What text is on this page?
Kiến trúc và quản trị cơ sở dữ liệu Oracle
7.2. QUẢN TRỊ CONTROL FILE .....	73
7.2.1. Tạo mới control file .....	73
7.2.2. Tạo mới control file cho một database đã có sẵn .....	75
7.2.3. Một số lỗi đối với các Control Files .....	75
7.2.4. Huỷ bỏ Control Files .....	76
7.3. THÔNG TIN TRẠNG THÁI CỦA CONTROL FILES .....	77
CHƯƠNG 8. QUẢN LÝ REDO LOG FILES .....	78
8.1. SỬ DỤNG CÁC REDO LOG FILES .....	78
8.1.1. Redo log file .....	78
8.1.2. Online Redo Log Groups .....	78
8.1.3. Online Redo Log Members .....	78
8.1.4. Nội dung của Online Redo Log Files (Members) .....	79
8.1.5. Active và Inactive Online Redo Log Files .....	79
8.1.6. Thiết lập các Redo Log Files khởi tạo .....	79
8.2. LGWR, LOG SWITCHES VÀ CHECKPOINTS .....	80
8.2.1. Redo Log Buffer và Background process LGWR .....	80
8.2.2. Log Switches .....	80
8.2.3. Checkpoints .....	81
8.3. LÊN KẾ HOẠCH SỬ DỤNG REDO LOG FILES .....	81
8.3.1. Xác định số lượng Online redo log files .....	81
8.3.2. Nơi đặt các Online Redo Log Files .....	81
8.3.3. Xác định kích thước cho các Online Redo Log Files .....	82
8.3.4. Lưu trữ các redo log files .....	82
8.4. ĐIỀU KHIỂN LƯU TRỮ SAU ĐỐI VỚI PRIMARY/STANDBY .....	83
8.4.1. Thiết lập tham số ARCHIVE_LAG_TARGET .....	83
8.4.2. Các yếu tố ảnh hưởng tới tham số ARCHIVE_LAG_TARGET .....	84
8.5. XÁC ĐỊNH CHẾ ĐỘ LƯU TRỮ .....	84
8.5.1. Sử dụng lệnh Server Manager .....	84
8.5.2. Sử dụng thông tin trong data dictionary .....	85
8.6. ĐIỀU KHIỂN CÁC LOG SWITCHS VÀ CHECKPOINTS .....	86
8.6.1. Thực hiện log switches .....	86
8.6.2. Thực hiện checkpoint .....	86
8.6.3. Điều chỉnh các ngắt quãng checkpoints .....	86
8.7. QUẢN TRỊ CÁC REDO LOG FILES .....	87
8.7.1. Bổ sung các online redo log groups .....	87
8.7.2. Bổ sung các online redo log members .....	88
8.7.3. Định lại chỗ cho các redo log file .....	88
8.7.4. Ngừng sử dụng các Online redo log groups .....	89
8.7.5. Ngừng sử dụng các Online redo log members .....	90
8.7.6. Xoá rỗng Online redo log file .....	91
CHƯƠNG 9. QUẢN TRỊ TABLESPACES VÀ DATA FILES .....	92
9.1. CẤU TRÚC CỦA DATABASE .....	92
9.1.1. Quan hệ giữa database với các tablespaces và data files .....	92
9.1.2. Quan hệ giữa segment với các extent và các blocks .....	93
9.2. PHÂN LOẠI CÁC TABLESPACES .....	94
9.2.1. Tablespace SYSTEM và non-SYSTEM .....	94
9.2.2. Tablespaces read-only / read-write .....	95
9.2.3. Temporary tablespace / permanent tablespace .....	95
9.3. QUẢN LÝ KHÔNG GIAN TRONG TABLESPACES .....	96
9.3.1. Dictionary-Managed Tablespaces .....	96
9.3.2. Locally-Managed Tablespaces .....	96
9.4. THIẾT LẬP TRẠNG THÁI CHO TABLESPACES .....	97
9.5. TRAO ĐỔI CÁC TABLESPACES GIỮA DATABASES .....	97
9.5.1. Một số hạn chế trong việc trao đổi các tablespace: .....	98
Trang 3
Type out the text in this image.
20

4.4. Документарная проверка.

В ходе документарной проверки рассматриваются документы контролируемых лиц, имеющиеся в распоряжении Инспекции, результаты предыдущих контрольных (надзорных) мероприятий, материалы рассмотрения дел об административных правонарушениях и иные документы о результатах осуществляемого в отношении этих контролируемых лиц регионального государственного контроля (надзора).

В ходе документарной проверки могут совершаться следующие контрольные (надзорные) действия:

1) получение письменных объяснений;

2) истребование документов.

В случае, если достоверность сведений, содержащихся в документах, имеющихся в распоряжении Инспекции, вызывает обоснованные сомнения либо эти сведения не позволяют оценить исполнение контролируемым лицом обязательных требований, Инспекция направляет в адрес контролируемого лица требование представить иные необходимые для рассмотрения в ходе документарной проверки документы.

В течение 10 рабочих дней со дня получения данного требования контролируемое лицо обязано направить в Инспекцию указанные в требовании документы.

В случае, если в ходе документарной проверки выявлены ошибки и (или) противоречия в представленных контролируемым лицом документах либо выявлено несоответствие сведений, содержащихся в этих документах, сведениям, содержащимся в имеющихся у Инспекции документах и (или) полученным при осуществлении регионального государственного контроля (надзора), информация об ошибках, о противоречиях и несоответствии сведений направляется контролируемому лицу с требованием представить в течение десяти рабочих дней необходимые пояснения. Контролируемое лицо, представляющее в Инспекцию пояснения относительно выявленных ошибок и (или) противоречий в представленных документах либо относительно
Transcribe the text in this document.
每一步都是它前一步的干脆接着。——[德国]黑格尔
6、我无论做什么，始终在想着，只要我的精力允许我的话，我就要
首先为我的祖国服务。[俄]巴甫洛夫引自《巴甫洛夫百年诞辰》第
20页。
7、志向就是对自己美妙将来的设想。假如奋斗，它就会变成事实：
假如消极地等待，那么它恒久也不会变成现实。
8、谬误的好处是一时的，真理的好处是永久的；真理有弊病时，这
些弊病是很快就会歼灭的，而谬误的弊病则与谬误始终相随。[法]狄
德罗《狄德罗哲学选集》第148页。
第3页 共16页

· · · · ·

Quote the entire listing above exactly.

▶ RESPONSE TO THE TASK:
What text is on this page?
Kiến trúc và quản trị cơ sở dữ liệu Oracle
7.2. QUẢN TRỊ CONTROL FILE .....	73
7.2.1. Tạo mới control file .....	73
7.2.2. Tạo mới control file cho một database đã có sẵn .....	75
7.2.3. Một số lỗi đối với các Control Files .....	75
7.2.4. Huỷ bỏ Control Files .....	76
7.3. THÔNG TIN TRẠNG THÁI CỦA CONTROL FILES .....	77
CHƯƠNG 8. QUẢN LÝ REDO LOG FILES .....	78
8.1. SỬ DỤNG CÁC REDO LOG FILES .....	78
8.1.1. Redo log file .....	78
8.1.2. Online Redo Log Groups .....	78
8.1.3. Online Redo Log Members .....	78
8.1.4. Nội dung của Online Redo Log Files (Members) .....	79
8.1.5. Active và Inactive Online Redo Log Files .....	79
8.1.6. Thiết lập các Redo Log Files khởi tạo .....	79
8.2. LGWR, LOG SWITCHES VÀ CHECKPOINTS .....	80
8.2.1. Redo Log Buffer và Background process LGWR .....	80
8.2.2. Log Switches .....	80
8.2.3. Checkpoints .....	81
8.3. LÊN KẾ HOẠCH SỬ DỤNG REDO LOG FILES .....	81
8.3.1. Xác định số lượng Online redo log files .....	81
8.3.2. Nơi đặt các Online Redo Log Files .....	81
8.3.3. Xác định kích thước cho các Online Redo Log Files .....	82
8.3.4. Lưu trữ các redo log files .....	82
8.4. ĐIỀU KHIỂN LƯU TRỮ SAU ĐỐI VỚI PRIMARY/STANDBY .....	83
8.4.1. Thiết lập tham số ARCHIVE_LAG_TARGET .....	83
8.4.2. Các yếu tố ảnh hưởng tới tham số ARCHIVE_LAG_TARGET .....	84
8.5. XÁC ĐỊNH CHẾ ĐỘ LƯU TRỮ .....	84
8.5.1. Sử dụng lệnh Server Manager .....	84
8.5.2. Sử dụng thông tin trong data dictionary .....	85
8.6. ĐIỀU KHIỂN CÁC LOG SWITCHS VÀ CHECKPOINTS .....	86
8.6.1. Thực hiện log switches .....	86
8.6.2. Thực hiện checkpoint .....	86
8.6.3. Điều chỉnh các ngắt quãng checkpoints .....	86
8.7. QUẢN TRỊ CÁC REDO LOG FILES .....	87
8.7.1. Bổ sung các online redo log groups .....	87
8.7.2. Bổ sung các online redo log members .....	88
8.7.3. Định lại chỗ cho các redo log file .....	88
8.7.4. Ngừng sử dụng các Online redo log groups .....	89
8.7.5. Ngừng sử dụng các Online redo log members .....	90
8.7.6. Xoá rỗng Online redo log file .....	91
CHƯƠNG 9. QUẢN TRỊ TABLESPACES VÀ DATA FILES .....	92
9.1. CẤU TRÚC CỦA DATABASE .....	92
9.1.1. Quan hệ giữa database với các tablespaces và data files .....	92
9.1.2. Quan hệ giữa segment với các extent và các blocks .....	93
9.2. PHÂN LOẠI CÁC TABLESPACES .....	94
9.2.1. Tablespace SYSTEM và non-SYSTEM .....	94
9.2.2. Tablespaces read-only / read-write .....	95
9.2.3. Temporary tablespace / permanent tablespace .....	95
9.3. QUẢN LÝ KHÔNG GIAN TRONG TABLESPACES .....	96
9.3.1. Dictionary-Managed Tablespaces .....	96
9.3.2. Locally-Managed Tablespaces .....	96
9.4. THIẾT LẬP TRẠNG THÁI CHO TABLESPACES .....	97
9.5. TRAO ĐỔI CÁC TABLESPACES GIỮA DATABASES .....	97
9.5.1. Một số hạn chế trong việc trao đổi các tablespace: .....	98
Trang 3
Type out the text in this image.
20

4.4. Документарная проверка.

В ходе документарной проверки рассматриваются документы контролируемых лиц, имеющиеся в распоряжении Инспекции, результаты предыдущих контрольных (надзорных) мероприятий, материалы рассмотрения дел об административных правонарушениях и иные документы о результатах осуществляемого в отношении этих контролируемых лиц регионального государственного контроля (надзора).

В ходе документарной проверки могут совершаться следующие контрольные (надзорные) действия:

1) получение письменных объяснений;

2) истребование документов.

В случае, если достоверность сведений, содержащихся в документах, имеющихся в распоряжении Инспекции, вызывает обоснованные сомнения либо эти сведения не позволяют оценить исполнение контролируемым лицом обязательных требований, Инспекция направляет в адрес контролируемого лица требование представить иные необходимые для рассмотрения в ходе документарной проверки документы.

В течение 10 рабочих дней со дня получения данного требования контролируемое лицо обязано направить в Инспекцию указанные в требовании документы.

В случае, если в ходе документарной проверки выявлены ошибки и (или) противоречия в представленных контролируемым лицом документах либо выявлено несоответствие сведений, содержащихся в этих документах, сведениям, содержащимся в имеющихся у Инспекции документах и (или) полученным при осуществлении регионального государственного контроля (надзора), информация об ошибках, о противоречиях и несоответствии сведений направляется контролируемому лицу с требованием представить в течение десяти рабочих дней необходимые пояснения. Контролируемое лицо, представляющее в Инспекцию пояснения относительно выявленных ошибок и (или) противоречий в представленных документах либо относительно
Transcribe the text in this document.
每一步都是它前一步的干脆接着。——[德国]黑格尔
6、我无论做什么，始终在想着，只要我的精力允许我的话，我就要
首先为我的祖国服务。[俄]巴甫洛夫引自《巴甫洛夫百年诞辰》第
20页。
7、志向就是对自己美妙将来的设想。假如奋斗，它就会变成事实：
假如消极地等待，那么它恒久也不会变成现实。
8、谬误的好处是一时的，真理的好处是永久的；真理有弊病时，这
些弊病是很快就会歼灭的，而谬误的弊病则与谬误始终相随。[法]狄
德罗《狄德罗哲学选集》第148页。
第3页 共16页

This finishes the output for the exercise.